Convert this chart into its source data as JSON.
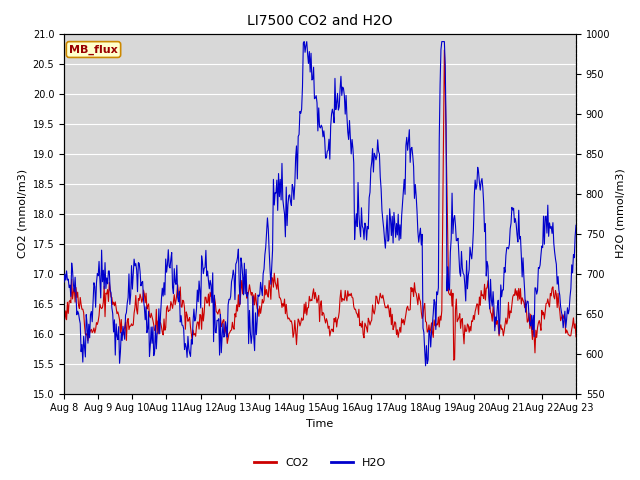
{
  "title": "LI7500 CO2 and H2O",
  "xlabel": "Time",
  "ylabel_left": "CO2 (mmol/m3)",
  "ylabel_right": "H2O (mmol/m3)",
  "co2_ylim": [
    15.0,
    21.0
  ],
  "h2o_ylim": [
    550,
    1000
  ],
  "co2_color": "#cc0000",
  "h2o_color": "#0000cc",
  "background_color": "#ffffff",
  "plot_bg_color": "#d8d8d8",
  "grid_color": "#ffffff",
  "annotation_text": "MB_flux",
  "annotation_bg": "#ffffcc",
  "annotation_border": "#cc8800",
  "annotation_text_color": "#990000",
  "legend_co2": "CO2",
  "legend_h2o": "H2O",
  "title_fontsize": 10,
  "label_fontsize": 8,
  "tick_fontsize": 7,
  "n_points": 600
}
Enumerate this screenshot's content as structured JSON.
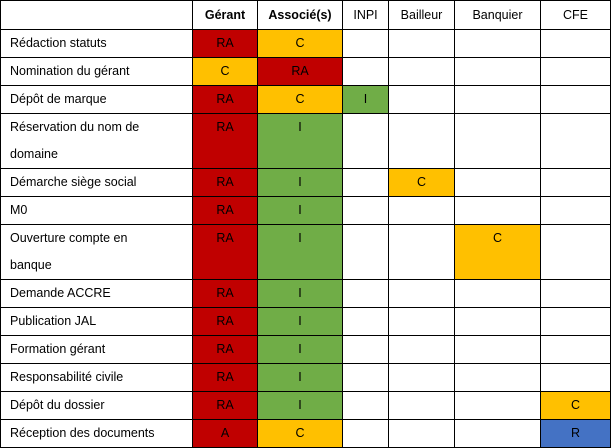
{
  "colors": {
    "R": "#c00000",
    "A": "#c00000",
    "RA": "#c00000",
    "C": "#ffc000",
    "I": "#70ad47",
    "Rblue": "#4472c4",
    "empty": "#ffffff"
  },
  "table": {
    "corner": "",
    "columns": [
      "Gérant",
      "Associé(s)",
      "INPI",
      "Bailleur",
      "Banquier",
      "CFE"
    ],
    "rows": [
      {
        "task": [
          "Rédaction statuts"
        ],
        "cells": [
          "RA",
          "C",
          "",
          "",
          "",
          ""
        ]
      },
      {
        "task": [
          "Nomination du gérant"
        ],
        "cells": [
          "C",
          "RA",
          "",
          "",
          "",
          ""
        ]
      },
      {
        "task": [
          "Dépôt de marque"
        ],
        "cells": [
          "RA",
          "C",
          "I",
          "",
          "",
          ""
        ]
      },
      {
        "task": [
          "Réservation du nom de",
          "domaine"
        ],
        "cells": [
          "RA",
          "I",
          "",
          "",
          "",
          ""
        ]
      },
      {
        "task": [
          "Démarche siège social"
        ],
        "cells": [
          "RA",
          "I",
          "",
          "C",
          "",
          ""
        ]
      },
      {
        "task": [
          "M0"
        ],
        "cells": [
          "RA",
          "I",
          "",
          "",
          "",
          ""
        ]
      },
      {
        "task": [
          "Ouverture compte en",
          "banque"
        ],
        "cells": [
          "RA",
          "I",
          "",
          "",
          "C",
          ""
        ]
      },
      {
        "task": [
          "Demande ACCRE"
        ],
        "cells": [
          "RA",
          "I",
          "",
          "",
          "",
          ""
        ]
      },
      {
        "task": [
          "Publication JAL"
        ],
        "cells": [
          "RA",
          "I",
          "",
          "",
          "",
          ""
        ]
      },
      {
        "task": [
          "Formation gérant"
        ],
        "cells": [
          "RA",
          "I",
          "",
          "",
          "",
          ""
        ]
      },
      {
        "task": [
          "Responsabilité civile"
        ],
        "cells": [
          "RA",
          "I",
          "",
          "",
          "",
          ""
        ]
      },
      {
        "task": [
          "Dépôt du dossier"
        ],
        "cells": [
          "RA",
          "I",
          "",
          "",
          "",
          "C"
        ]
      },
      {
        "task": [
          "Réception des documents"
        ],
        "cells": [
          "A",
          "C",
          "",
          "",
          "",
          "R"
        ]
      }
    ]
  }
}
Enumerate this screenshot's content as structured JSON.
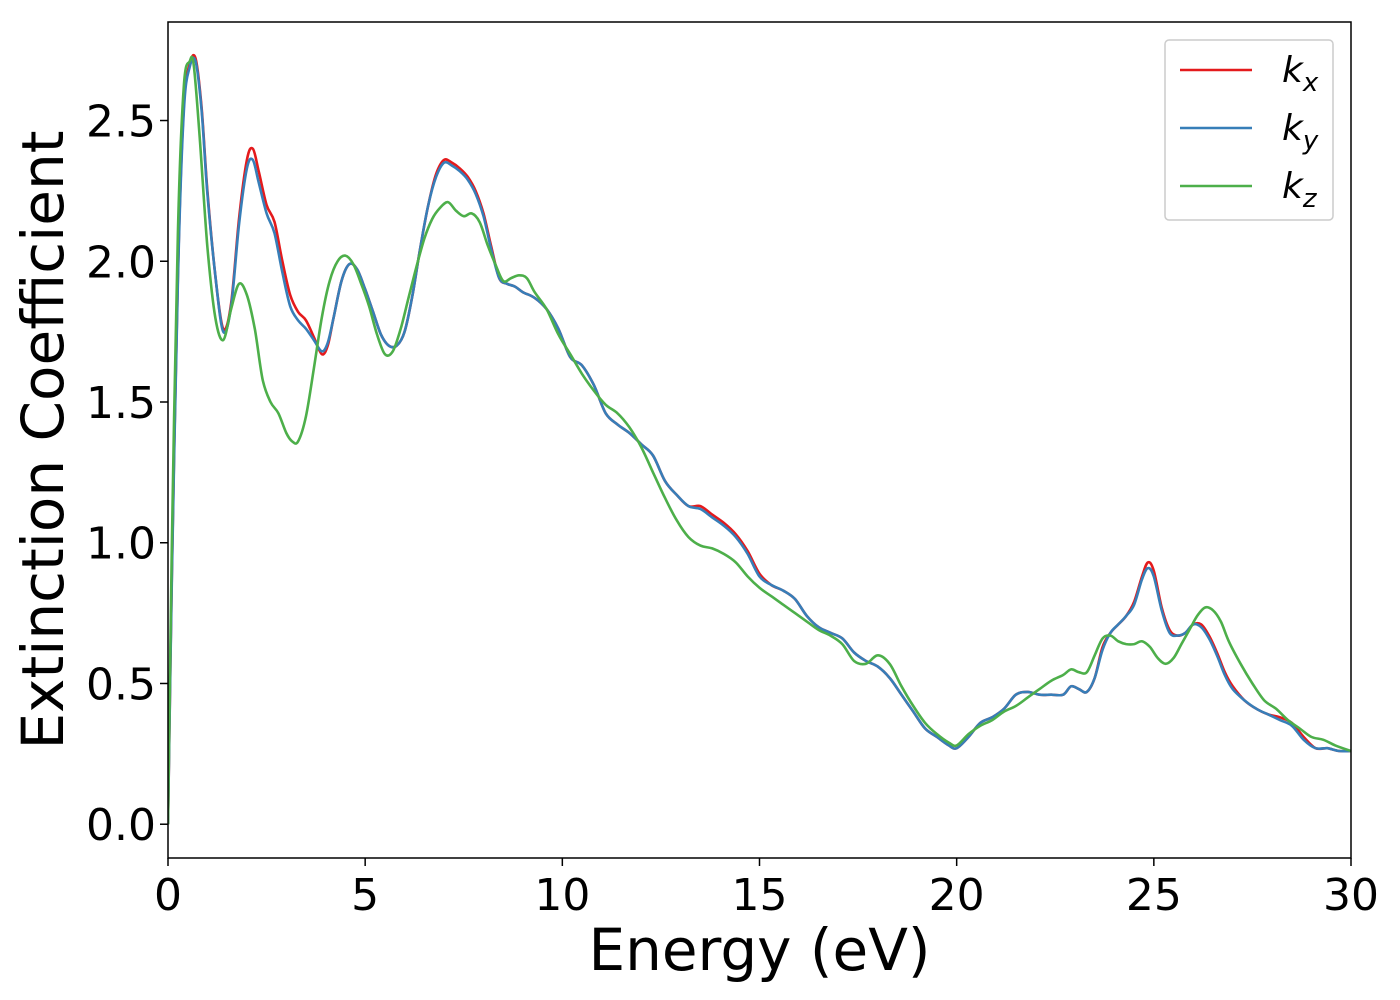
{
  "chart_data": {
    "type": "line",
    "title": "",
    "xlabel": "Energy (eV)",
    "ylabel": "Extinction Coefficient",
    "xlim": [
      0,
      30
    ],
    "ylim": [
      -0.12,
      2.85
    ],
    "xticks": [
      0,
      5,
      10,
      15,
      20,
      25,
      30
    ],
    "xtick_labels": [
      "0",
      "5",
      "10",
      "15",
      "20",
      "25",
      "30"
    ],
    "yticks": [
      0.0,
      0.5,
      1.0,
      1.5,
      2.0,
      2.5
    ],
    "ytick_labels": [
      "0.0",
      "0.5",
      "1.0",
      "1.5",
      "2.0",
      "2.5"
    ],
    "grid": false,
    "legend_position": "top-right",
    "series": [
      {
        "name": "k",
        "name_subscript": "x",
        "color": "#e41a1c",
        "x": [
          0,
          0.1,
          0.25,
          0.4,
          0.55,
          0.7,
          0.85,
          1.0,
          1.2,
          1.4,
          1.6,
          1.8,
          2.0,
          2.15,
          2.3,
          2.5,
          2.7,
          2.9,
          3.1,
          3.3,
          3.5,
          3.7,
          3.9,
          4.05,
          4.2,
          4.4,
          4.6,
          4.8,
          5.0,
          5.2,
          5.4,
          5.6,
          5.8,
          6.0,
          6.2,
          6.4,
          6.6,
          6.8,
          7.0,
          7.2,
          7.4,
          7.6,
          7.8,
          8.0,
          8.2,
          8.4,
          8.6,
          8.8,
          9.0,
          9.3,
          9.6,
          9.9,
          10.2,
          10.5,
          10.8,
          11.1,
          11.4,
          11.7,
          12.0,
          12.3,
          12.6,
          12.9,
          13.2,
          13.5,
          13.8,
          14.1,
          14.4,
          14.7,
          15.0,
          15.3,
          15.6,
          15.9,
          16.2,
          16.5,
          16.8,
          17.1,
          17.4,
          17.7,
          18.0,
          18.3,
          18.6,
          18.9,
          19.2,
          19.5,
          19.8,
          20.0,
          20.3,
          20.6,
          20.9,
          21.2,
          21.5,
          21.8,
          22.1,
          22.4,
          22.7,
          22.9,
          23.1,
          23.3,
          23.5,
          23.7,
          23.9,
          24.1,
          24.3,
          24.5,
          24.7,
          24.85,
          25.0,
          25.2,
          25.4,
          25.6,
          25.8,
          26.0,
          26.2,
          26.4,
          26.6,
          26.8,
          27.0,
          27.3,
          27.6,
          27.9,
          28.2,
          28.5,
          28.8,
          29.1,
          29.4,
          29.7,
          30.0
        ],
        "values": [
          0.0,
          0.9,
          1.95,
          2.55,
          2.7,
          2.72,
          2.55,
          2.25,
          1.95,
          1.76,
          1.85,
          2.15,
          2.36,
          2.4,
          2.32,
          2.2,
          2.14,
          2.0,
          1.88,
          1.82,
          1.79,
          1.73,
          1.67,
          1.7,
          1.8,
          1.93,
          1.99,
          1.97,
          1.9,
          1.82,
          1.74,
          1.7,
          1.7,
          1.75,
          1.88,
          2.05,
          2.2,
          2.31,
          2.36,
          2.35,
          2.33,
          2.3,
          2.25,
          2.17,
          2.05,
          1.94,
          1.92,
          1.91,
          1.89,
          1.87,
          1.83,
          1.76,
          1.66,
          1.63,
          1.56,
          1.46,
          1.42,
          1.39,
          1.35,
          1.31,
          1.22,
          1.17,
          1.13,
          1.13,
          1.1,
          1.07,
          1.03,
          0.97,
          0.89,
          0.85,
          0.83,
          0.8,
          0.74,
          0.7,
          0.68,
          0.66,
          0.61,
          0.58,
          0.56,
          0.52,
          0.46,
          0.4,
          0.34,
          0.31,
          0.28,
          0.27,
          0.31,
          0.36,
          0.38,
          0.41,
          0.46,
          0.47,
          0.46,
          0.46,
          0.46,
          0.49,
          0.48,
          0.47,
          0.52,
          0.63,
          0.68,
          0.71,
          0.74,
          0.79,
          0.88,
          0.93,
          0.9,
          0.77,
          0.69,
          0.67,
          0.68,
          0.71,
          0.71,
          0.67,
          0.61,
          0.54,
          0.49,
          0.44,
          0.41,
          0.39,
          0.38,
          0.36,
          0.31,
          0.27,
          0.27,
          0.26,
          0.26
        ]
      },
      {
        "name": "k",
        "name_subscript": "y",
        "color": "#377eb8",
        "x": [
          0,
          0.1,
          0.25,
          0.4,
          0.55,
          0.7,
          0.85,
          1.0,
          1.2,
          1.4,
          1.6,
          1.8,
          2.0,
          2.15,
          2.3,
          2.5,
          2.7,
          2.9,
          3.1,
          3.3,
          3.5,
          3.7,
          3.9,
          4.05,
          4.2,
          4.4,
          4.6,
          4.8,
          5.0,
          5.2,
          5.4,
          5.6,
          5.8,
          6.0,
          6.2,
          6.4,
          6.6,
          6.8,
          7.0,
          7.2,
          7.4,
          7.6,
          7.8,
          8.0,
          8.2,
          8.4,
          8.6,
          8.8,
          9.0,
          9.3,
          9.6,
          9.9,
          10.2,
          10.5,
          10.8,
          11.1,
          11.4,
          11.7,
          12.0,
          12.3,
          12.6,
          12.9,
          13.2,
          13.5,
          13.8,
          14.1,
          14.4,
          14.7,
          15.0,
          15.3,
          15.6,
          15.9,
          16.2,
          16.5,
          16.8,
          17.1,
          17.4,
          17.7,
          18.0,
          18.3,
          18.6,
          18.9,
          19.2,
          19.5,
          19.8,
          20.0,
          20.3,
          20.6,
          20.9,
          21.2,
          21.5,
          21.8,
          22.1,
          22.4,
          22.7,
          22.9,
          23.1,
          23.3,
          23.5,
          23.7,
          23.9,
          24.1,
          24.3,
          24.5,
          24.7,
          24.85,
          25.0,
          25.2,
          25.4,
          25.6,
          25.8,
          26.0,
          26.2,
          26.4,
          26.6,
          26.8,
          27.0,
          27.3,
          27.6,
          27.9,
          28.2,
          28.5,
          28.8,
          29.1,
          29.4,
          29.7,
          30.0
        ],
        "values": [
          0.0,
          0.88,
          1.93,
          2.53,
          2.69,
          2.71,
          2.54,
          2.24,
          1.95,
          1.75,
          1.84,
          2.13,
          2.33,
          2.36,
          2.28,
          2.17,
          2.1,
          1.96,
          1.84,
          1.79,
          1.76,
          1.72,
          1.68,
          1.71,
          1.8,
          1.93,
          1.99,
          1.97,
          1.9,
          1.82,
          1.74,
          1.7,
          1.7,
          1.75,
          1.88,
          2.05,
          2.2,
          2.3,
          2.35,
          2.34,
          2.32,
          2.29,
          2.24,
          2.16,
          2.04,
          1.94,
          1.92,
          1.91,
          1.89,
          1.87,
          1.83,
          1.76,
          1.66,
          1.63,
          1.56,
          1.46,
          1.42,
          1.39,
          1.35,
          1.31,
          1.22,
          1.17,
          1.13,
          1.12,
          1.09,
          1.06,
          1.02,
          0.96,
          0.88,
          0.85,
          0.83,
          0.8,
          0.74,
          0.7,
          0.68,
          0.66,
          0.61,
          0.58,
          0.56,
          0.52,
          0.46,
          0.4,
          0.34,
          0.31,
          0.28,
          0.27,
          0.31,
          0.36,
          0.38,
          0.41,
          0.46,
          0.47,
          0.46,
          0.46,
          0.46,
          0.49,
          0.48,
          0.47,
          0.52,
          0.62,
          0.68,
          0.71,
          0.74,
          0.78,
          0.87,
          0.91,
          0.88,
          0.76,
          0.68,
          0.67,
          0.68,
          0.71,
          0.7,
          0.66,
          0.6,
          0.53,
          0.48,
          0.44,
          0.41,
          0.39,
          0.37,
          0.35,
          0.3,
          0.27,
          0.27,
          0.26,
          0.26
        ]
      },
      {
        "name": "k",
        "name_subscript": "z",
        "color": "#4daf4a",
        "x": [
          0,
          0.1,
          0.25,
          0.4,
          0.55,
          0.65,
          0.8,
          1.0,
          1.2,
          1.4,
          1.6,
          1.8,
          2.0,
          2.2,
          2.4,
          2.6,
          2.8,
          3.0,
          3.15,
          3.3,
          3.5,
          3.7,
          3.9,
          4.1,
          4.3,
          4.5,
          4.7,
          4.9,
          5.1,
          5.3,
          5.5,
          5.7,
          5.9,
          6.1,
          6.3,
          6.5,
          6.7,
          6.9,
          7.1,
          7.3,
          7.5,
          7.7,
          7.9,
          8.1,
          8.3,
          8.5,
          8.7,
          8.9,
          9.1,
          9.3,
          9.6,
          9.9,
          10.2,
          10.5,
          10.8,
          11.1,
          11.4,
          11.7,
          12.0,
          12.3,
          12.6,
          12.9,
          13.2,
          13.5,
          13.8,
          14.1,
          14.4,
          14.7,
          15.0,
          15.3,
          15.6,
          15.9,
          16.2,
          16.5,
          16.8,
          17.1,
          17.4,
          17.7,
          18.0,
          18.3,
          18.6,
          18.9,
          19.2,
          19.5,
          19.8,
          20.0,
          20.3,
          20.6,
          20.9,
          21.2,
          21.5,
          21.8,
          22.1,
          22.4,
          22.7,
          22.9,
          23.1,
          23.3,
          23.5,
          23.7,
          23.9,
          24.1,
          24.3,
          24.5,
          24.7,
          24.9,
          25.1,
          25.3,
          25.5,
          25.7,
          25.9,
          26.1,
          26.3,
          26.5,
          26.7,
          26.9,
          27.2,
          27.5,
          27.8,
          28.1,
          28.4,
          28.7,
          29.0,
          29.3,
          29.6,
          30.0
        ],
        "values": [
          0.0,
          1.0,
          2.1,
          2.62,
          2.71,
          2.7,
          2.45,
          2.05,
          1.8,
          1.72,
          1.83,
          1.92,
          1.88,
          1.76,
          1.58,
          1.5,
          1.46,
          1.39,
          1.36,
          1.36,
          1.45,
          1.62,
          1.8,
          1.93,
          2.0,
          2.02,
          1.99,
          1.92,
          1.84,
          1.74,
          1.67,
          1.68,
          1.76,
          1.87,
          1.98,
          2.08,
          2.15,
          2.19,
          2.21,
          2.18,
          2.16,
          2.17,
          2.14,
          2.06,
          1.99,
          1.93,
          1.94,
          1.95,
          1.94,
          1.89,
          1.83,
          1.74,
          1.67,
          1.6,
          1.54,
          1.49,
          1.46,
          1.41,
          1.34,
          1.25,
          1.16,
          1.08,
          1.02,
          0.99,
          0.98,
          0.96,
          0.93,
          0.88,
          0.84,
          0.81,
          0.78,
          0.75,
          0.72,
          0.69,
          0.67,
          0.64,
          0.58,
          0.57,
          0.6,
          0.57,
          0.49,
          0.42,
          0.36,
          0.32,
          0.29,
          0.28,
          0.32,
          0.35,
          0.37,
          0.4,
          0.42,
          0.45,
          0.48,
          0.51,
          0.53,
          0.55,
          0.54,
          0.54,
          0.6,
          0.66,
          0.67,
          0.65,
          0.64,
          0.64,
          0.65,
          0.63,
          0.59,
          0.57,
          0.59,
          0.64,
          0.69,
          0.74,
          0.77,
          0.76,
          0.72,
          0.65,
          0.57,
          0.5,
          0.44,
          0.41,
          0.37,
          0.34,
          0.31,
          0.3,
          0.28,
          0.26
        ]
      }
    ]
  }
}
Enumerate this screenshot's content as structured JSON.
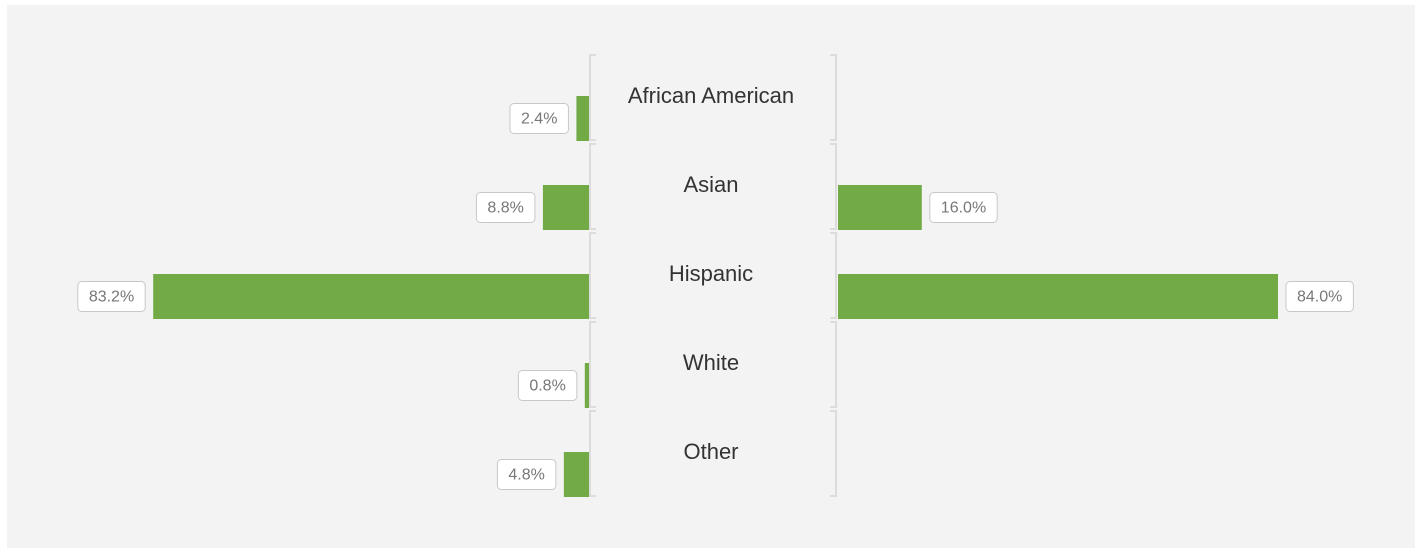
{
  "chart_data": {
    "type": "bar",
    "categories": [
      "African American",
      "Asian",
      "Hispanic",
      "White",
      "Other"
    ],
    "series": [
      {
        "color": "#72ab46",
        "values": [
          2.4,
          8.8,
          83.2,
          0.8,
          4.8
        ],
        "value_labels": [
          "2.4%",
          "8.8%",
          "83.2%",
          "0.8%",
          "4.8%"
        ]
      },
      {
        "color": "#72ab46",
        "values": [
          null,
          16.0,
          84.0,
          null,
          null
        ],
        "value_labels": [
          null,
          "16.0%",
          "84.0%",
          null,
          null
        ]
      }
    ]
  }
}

---------------

Exercise description :: How many lines in these records hold the string "ffffff"? Reply with the number alone.

Task result :: 3